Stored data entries

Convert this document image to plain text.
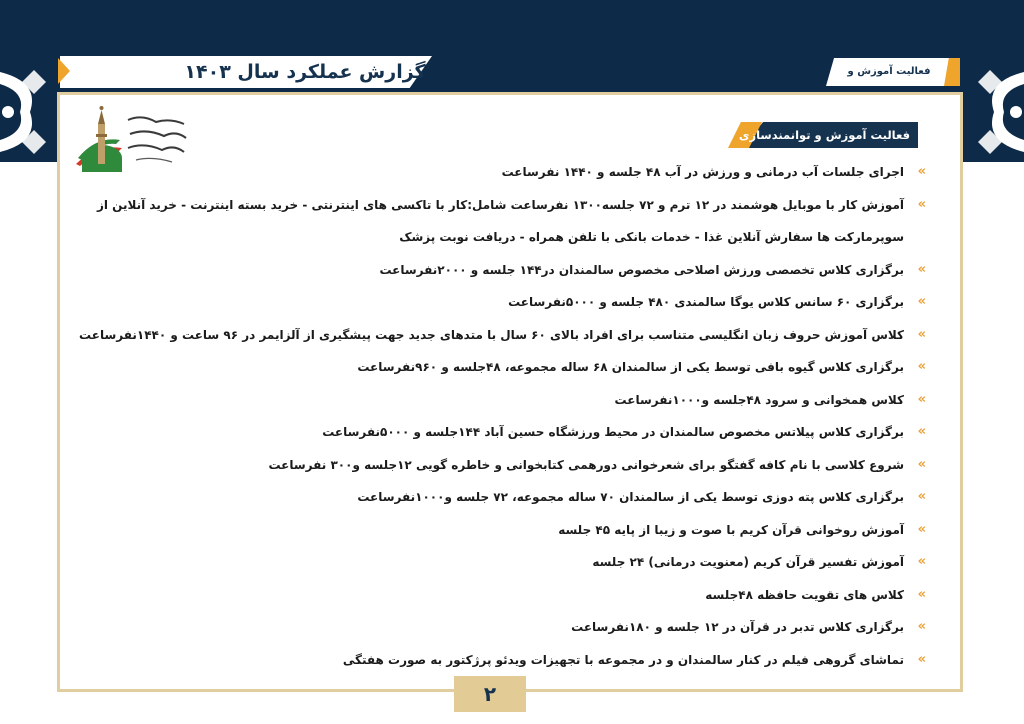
گزارش عملکرد سال ۱۴۰۳	فعالیت آموزش و
فعالیت آموزش و توانمندسازی
»
اجرای جلسات آب درمانی و ورزش در آب ۴۸ جلسه و ۱۴۴۰ نفرساعت
»
آموزش کار با موبایل هوشمند در ۱۲ ترم و ۷۲ جلسه۱۳۰۰ نفرساعت شامل:کار با تاکسی های اینترنتی - خرید بسته اینترنت - خرید آنلاین از سوپرمارکت ها سفارش آنلاین غذا - خدمات بانکی با تلفن همراه - دریافت نوبت پزشک
»
برگزاری کلاس تخصصی ورزش اصلاحی مخصوص سالمندان در۱۴۴ جلسه و ۲۰۰۰نفرساعت
»
برگزاری ۶۰ سانس کلاس یوگا سالمندی ۴۸۰ جلسه و ۵۰۰۰نفرساعت
»
کلاس آموزش حروف زبان انگلیسی متناسب برای افراد بالای ۶۰ سال با متدهای جدید جهت پیشگیری از آلزایمر در ۹۶ ساعت و ۱۴۴۰نفرساعت
»
برگزاری کلاس گیوه بافی توسط یکی از سالمندان ۶۸ ساله مجموعه، ۴۸جلسه و ۹۶۰نفرساعت
»
کلاس همخوانی و سرود ۴۸جلسه و۱۰۰۰نفرساعت
»
برگزاری کلاس پیلاتس مخصوص سالمندان در محیط ورزشگاه حسین آباد ۱۴۴جلسه و ۵۰۰۰نفرساعت
»
شروع کلاسی با نام کافه گفتگو برای شعرخوانی دورهمی کتابخوانی و خاطره گویی ۱۲جلسه و۳۰۰ نفرساعت
»
برگزاری کلاس پته دوزی توسط یکی از سالمندان ۷۰ ساله مجموعه، ۷۲ جلسه و۱۰۰۰نفرساعت
»
آموزش روخوانی قرآن کریم با صوت و زیبا از پایه ۴۵ جلسه
»
آموزش تفسیر قرآن کریم (معنویت درمانی) ۲۴ جلسه
»
کلاس های تقویت حافظه ۴۸جلسه
»
برگزاری کلاس تدبر در قرآن در ۱۲ جلسه و ۱۸۰نفرساعت
»
تماشای گروهی فیلم در کنار سالمندان و در مجموعه با تجهیزات ویدئو پرژکتور به صورت هفتگی
۲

▶ _GIVEN INSTRUCTION_: All records should be output exactly, with the pictures left out.

▶ _CORRECT ANSWER_:
Convert this document image to plain text.
گزارش عملکرد سال ۱۴۰۳	فعالیت آموزش و
فعالیت آموزش و توانمندسازی
»
اجرای جلسات آب درمانی و ورزش در آب ۴۸ جلسه و ۱۴۴۰ نفرساعت
»
آموزش کار با موبایل هوشمند در ۱۲ ترم و ۷۲ جلسه۱۳۰۰ نفرساعت شامل:کار با تاکسی های اینترنتی - خرید بسته اینترنت - خرید آنلاین از سوپرمارکت ها سفارش آنلاین غذا - خدمات بانکی با تلفن همراه - دریافت نوبت پزشک
»
برگزاری کلاس تخصصی ورزش اصلاحی مخصوص سالمندان در۱۴۴ جلسه و ۲۰۰۰نفرساعت
»
برگزاری ۶۰ سانس کلاس یوگا سالمندی ۴۸۰ جلسه و ۵۰۰۰نفرساعت
»
کلاس آموزش حروف زبان انگلیسی متناسب برای افراد بالای ۶۰ سال با متدهای جدید جهت پیشگیری از آلزایمر در ۹۶ ساعت و ۱۴۴۰نفرساعت
»
برگزاری کلاس گیوه بافی توسط یکی از سالمندان ۶۸ ساله مجموعه، ۴۸جلسه و ۹۶۰نفرساعت
»
کلاس همخوانی و سرود ۴۸جلسه و۱۰۰۰نفرساعت
»
برگزاری کلاس پیلاتس مخصوص سالمندان در محیط ورزشگاه حسین آباد ۱۴۴جلسه و ۵۰۰۰نفرساعت
»
شروع کلاسی با نام کافه گفتگو برای شعرخوانی دورهمی کتابخوانی و خاطره گویی ۱۲جلسه و۳۰۰ نفرساعت
»
برگزاری کلاس پته دوزی توسط یکی از سالمندان ۷۰ ساله مجموعه، ۷۲ جلسه و۱۰۰۰نفرساعت
»
آموزش روخوانی قرآن کریم با صوت و زیبا از پایه ۴۵ جلسه
»
آموزش تفسیر قرآن کریم (معنویت درمانی) ۲۴ جلسه
»
کلاس های تقویت حافظه ۴۸جلسه
»
برگزاری کلاس تدبر در قرآن در ۱۲ جلسه و ۱۸۰نفرساعت
»
تماشای گروهی فیلم در کنار سالمندان و در مجموعه با تجهیزات ویدئو پرژکتور به صورت هفتگی
۲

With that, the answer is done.